Your objective →
Among the records that follow, count the lines with the string "ISRAEL"; report only that count.

— Start Source material —

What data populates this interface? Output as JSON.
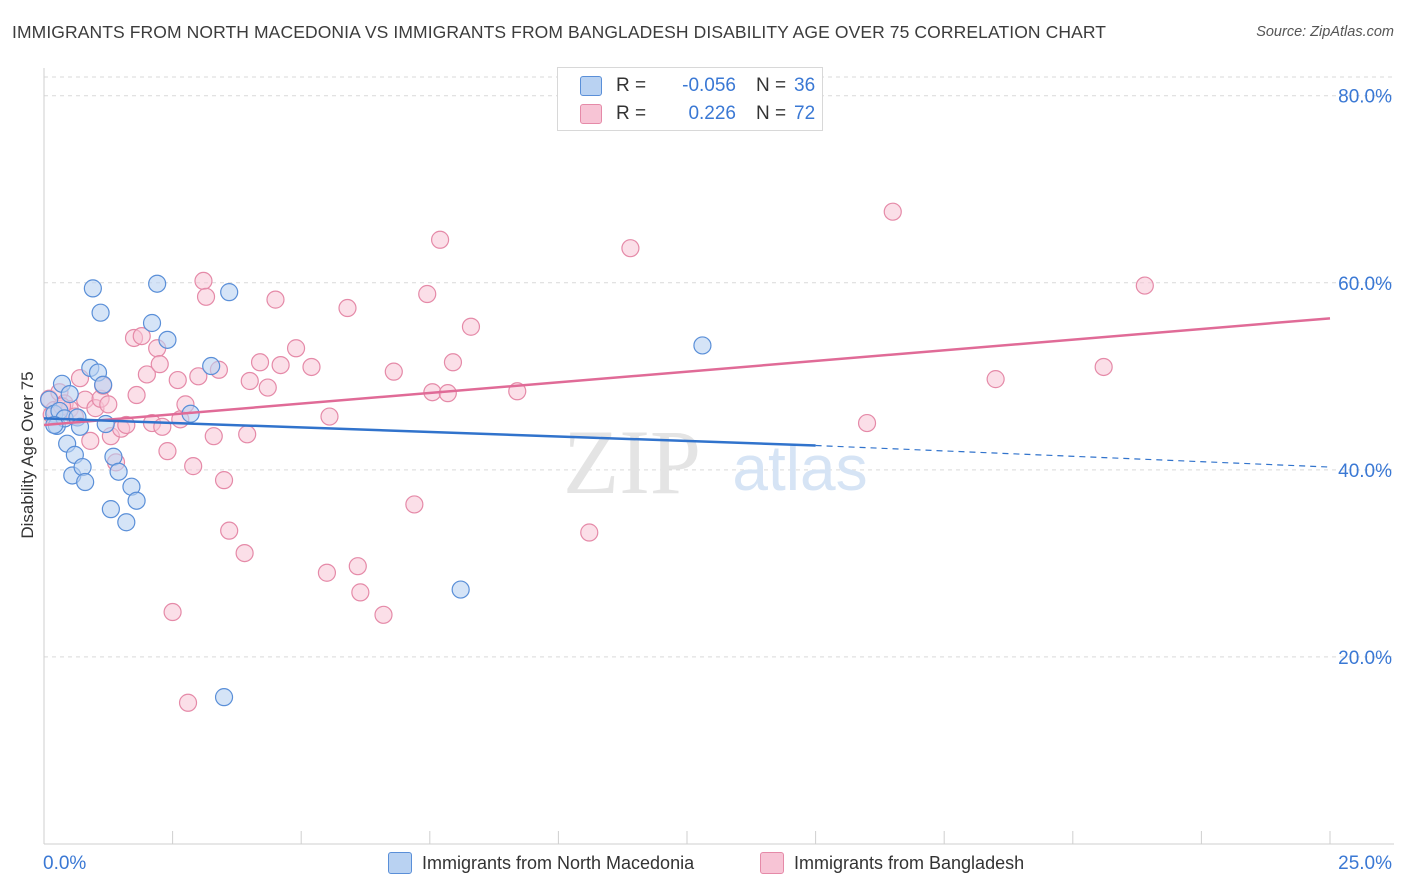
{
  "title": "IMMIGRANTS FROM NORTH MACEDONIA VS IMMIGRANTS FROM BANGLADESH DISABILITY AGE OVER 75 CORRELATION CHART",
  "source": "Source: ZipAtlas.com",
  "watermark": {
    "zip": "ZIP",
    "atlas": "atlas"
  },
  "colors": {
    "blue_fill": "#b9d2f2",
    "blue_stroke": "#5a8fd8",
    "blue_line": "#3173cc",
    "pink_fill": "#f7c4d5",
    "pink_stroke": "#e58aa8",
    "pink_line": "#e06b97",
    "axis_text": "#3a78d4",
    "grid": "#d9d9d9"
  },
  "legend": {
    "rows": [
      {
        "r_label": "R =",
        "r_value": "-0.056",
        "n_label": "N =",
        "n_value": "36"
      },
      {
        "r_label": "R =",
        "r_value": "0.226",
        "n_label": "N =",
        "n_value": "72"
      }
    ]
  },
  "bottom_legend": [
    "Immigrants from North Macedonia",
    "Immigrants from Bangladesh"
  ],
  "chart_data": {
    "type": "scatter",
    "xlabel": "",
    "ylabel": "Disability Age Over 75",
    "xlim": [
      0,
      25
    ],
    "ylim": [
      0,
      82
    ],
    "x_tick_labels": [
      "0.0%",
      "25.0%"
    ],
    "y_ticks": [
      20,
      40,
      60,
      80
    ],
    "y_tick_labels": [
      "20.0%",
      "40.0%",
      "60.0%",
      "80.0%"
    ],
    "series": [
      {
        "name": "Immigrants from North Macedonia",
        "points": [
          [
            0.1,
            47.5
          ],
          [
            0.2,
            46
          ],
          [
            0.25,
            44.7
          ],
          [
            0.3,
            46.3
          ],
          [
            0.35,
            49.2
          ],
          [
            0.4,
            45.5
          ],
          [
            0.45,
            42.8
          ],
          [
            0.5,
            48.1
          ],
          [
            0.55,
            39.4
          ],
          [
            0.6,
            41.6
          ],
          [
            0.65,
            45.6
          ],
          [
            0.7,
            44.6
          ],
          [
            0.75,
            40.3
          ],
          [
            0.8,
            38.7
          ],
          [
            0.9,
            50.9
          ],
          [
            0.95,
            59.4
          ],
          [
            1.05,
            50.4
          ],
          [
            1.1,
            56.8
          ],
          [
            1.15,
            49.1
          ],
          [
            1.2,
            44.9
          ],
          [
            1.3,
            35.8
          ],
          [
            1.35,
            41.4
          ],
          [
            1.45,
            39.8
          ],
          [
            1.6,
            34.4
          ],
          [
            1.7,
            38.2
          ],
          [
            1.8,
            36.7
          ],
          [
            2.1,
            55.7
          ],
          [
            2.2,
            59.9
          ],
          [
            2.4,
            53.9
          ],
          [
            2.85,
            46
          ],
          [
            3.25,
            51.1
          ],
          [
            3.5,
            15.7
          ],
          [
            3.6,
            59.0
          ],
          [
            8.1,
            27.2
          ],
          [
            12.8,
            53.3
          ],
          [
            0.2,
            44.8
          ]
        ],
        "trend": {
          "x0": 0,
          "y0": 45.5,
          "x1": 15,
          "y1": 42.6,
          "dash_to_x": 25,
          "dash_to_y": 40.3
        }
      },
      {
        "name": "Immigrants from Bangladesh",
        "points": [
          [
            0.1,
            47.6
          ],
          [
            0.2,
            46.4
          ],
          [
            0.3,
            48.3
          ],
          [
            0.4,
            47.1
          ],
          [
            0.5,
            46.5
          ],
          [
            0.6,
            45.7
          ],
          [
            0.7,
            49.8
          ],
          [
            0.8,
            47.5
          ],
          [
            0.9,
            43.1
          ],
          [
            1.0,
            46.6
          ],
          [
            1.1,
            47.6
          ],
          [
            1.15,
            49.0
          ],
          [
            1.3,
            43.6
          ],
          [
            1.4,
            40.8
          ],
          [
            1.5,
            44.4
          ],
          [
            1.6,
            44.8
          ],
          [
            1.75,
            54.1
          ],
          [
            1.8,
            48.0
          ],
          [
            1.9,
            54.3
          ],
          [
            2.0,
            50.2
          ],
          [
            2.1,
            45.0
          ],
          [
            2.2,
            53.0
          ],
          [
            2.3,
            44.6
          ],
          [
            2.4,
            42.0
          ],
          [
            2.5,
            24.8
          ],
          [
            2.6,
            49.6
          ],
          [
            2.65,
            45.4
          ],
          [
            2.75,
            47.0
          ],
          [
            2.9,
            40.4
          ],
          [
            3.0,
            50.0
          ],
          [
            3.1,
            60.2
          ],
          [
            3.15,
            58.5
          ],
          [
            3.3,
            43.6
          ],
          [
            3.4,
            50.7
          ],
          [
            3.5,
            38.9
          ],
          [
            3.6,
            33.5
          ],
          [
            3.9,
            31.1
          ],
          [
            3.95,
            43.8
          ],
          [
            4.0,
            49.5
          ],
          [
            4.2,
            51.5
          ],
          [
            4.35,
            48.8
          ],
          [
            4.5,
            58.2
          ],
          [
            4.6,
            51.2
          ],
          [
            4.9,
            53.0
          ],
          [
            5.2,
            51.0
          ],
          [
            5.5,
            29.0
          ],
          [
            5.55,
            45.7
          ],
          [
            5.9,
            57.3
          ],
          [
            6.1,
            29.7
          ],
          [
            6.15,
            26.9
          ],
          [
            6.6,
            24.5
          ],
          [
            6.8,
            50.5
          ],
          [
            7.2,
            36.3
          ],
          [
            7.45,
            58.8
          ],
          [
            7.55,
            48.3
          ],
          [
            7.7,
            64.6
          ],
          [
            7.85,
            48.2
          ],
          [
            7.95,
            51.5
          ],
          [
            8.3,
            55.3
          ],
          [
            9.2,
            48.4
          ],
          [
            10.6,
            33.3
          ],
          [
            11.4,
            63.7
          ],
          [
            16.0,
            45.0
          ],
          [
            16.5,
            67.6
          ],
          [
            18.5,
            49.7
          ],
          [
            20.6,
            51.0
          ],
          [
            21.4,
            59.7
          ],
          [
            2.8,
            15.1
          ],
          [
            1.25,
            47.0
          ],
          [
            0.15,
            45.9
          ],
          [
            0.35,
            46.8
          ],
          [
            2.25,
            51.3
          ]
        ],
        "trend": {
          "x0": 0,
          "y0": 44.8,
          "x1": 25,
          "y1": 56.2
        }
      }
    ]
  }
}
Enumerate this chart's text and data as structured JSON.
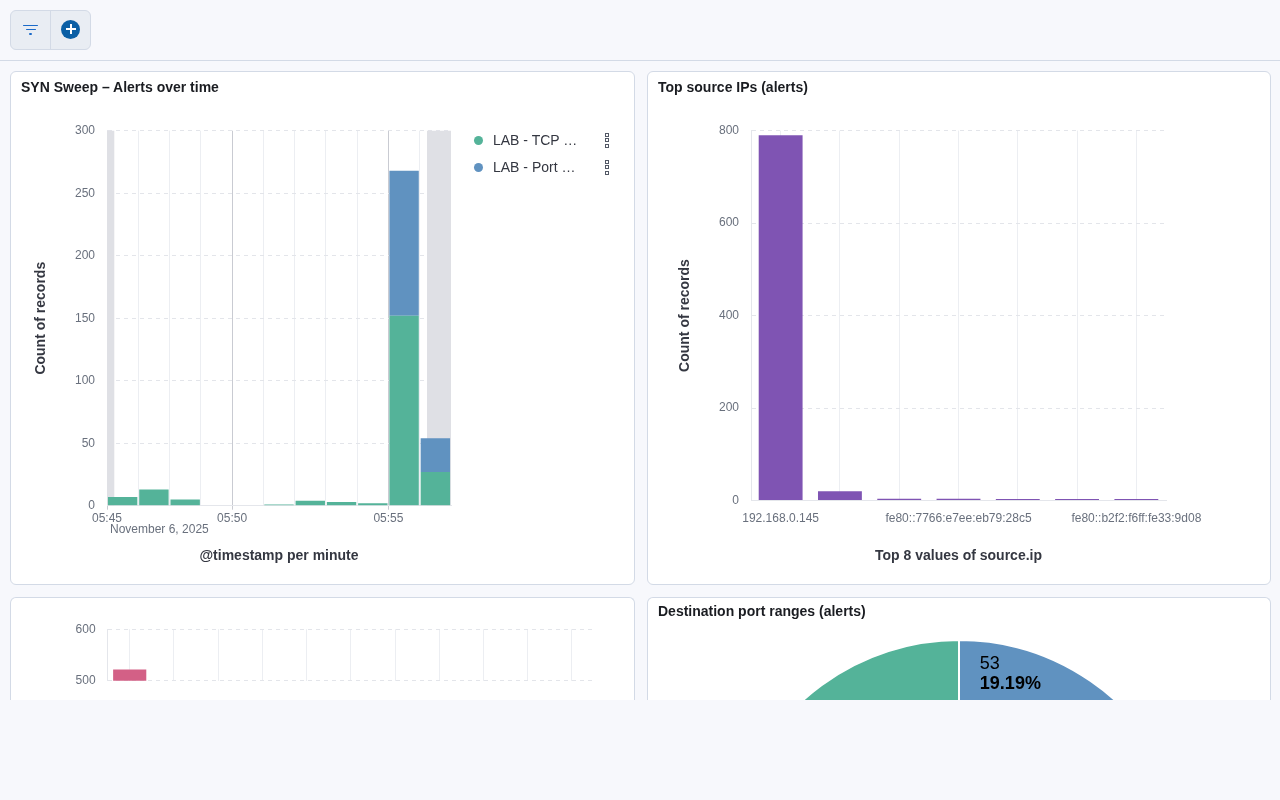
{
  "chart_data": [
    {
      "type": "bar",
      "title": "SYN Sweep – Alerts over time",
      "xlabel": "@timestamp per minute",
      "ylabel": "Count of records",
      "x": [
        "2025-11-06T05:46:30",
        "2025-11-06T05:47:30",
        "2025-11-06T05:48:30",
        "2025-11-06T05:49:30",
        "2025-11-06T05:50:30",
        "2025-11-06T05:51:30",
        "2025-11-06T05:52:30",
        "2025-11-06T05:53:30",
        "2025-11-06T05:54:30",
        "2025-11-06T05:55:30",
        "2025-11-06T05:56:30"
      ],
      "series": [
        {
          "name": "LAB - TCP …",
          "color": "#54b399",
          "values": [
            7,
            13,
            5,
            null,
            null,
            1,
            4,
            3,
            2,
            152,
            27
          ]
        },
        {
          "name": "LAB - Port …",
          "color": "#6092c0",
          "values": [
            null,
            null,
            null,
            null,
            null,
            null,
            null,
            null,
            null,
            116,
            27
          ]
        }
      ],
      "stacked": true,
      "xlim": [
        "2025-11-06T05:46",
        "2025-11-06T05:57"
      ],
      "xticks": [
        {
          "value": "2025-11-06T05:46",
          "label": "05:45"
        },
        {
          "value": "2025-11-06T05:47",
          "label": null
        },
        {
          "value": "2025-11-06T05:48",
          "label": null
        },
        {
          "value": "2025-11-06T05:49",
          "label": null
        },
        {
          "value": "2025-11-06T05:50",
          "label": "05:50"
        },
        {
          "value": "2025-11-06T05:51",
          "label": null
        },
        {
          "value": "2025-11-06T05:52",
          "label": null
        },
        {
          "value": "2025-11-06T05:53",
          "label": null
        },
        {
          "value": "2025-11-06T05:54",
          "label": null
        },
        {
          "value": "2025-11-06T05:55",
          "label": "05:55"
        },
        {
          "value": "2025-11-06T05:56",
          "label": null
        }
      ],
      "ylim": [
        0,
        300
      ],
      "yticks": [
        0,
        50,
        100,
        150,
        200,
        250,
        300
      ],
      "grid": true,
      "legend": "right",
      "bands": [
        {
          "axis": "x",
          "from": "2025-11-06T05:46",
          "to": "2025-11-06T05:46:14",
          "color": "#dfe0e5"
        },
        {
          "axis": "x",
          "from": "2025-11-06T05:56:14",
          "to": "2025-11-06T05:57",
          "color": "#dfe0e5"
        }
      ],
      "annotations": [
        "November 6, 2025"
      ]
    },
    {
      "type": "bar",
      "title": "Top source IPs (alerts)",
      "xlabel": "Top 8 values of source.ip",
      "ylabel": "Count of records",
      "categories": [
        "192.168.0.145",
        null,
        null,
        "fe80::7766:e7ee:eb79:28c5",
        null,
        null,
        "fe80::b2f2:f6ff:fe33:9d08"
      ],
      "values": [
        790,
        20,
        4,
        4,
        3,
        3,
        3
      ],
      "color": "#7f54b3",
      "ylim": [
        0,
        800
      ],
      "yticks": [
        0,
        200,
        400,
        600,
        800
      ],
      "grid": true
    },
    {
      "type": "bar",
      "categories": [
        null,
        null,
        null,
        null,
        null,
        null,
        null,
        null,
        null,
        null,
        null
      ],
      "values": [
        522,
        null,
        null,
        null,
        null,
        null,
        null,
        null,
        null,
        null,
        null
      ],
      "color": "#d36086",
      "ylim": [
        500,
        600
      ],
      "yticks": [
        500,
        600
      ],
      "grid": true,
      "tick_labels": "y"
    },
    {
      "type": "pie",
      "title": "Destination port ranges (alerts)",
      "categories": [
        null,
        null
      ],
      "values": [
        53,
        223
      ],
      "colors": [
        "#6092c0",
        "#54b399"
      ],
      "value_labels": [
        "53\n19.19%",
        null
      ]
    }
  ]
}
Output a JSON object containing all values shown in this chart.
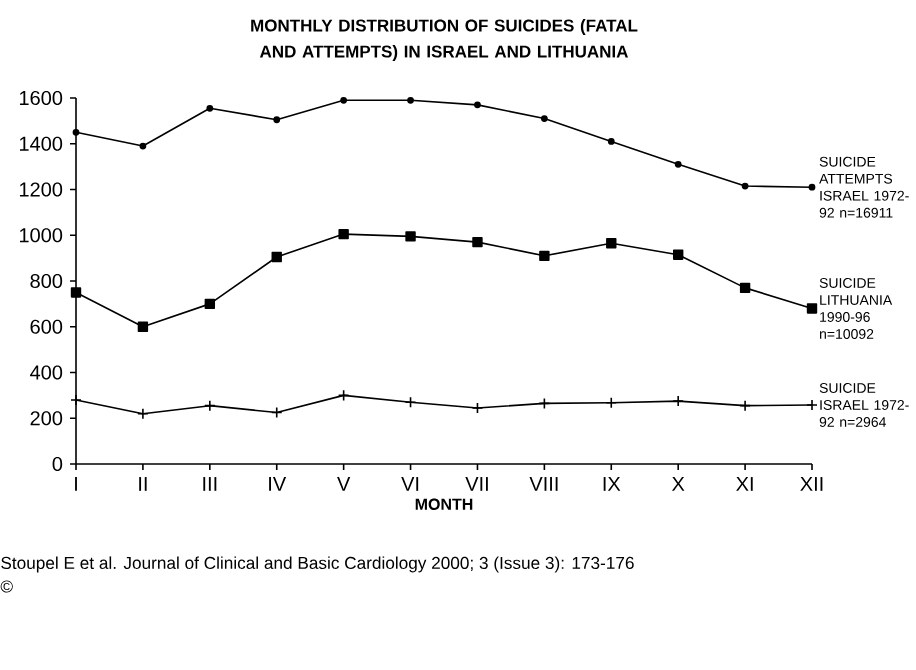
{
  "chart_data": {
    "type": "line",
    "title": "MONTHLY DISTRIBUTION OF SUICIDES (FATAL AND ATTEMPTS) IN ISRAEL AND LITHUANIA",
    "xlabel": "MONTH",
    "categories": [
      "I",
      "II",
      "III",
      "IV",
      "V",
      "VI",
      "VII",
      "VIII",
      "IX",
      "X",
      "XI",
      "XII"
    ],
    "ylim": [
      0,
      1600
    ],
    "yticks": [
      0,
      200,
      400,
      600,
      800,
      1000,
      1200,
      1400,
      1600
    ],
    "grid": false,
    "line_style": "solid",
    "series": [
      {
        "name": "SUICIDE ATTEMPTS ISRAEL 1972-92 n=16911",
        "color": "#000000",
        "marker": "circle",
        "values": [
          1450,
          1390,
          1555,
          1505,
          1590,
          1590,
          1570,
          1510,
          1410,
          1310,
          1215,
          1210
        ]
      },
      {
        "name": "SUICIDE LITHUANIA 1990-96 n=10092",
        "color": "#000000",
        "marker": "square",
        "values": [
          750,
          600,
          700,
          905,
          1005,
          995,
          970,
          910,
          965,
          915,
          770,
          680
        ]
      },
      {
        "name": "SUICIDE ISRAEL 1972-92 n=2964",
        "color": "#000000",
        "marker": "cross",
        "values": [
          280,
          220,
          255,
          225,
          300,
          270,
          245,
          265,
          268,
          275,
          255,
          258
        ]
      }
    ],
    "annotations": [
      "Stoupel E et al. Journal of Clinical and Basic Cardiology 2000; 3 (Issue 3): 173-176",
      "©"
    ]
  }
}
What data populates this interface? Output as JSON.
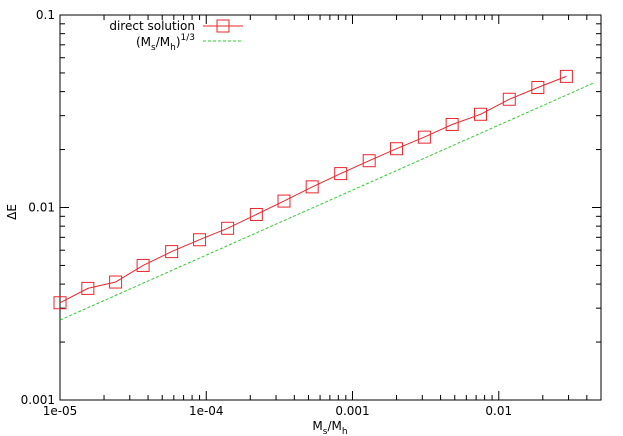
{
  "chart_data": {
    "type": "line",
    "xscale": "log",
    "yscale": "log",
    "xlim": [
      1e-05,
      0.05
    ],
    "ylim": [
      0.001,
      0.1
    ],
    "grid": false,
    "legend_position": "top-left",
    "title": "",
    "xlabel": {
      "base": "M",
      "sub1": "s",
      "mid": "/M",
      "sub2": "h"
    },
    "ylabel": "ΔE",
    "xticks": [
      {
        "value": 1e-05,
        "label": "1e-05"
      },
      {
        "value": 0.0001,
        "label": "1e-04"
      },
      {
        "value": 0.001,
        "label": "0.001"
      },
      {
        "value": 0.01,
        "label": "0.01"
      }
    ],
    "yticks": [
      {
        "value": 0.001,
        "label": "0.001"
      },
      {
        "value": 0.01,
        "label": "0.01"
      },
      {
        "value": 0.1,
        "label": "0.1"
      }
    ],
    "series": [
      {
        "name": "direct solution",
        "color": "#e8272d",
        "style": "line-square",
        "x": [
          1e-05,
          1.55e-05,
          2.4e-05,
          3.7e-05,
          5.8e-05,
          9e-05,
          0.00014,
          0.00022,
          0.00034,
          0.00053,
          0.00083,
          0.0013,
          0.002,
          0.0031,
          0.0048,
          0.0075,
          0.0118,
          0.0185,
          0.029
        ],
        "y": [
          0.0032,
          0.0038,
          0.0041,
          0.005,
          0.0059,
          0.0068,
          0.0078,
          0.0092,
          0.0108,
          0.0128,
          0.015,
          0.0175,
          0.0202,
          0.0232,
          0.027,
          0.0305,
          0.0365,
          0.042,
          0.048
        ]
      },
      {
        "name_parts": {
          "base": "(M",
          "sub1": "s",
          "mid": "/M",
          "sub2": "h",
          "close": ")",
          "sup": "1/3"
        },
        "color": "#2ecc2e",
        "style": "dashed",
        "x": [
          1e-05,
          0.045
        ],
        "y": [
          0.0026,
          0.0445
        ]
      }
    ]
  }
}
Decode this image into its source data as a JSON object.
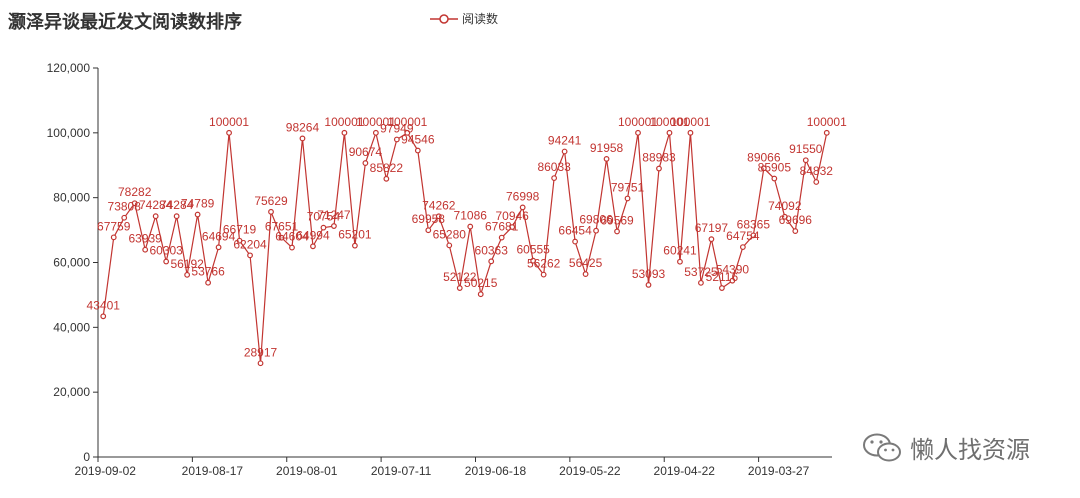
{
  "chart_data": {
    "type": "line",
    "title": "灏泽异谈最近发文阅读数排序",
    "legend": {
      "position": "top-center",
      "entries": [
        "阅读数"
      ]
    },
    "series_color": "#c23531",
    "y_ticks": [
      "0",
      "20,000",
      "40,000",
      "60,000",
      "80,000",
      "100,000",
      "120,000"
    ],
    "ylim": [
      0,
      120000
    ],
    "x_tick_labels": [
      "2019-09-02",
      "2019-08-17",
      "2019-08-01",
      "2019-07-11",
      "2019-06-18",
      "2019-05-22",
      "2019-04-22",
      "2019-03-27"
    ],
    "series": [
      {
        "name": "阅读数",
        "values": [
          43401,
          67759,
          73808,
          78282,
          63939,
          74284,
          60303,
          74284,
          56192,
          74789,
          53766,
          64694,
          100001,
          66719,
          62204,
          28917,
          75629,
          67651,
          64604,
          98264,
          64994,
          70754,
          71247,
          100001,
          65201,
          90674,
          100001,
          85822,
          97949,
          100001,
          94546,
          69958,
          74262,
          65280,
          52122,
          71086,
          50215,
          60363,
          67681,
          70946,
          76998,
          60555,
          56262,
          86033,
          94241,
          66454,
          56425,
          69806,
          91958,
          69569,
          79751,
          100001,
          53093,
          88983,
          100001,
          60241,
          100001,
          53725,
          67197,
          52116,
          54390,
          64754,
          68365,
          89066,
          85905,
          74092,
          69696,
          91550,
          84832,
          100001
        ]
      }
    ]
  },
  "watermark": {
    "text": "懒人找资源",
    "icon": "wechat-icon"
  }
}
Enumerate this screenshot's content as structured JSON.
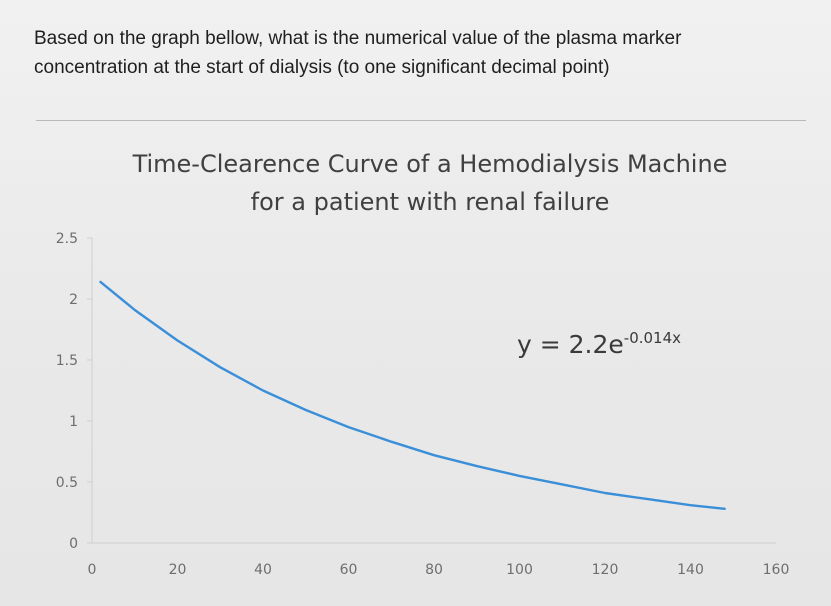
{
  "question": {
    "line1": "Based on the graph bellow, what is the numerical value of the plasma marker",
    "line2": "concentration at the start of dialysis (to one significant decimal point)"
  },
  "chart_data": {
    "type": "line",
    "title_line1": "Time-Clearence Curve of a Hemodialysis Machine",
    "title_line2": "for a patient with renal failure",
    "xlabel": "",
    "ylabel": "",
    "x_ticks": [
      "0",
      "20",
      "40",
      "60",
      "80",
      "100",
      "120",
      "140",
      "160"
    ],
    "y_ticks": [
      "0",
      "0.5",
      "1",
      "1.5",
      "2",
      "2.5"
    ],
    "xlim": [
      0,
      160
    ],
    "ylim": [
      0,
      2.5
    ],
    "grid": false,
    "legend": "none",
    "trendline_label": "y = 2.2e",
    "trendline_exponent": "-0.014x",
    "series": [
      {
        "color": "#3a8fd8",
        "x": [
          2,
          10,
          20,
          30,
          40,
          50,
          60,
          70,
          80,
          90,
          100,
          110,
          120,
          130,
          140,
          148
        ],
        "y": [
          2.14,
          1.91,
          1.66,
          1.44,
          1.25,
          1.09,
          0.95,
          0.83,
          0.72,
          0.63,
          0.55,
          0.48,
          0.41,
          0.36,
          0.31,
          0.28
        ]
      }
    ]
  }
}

— End Source material —

Solved problem →
3